____ Task data
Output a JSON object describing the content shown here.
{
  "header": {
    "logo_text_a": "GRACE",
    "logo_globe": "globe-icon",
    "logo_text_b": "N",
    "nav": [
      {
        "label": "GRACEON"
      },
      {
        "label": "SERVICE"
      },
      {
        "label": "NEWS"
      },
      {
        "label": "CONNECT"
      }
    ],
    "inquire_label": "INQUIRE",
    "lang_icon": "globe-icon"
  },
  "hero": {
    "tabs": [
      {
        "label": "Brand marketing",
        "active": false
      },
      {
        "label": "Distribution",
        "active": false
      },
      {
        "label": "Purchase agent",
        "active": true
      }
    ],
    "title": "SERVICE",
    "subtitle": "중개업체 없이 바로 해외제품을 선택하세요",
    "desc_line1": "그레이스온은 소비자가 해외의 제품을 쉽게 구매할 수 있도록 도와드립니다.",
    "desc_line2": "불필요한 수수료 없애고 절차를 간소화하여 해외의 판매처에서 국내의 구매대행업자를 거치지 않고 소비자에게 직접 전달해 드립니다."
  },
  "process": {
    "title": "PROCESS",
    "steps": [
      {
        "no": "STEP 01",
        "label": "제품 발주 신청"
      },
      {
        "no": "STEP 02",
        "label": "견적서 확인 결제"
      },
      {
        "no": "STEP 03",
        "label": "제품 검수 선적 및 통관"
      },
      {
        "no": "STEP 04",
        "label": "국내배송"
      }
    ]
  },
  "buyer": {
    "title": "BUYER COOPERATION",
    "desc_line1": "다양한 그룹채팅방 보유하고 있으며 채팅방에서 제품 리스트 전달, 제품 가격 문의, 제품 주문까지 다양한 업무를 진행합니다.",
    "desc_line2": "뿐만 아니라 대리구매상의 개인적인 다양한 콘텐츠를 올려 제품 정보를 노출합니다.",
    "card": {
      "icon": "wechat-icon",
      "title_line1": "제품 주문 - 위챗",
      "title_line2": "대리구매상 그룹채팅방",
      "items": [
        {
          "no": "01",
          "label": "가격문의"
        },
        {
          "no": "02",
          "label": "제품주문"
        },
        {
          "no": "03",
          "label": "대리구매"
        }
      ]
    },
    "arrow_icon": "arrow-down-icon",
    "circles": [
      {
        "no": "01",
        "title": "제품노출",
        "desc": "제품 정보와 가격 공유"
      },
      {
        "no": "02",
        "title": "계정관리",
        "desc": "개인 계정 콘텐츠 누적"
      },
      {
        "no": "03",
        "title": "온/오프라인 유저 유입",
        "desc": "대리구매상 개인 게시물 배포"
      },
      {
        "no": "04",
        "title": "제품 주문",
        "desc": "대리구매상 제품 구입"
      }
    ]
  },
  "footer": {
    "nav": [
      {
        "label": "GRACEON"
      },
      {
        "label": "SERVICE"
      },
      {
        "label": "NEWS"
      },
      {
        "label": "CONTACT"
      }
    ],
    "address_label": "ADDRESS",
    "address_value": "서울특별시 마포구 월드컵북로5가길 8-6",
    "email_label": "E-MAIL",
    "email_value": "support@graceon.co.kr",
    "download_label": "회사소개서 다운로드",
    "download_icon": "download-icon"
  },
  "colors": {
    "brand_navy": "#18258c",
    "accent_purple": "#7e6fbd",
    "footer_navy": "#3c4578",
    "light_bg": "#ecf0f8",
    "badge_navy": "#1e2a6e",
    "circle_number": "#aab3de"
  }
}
________
### [What is expected]
How many lines in these entries hold the string "globe"? Answer with the number alone.

### [Right answer]
2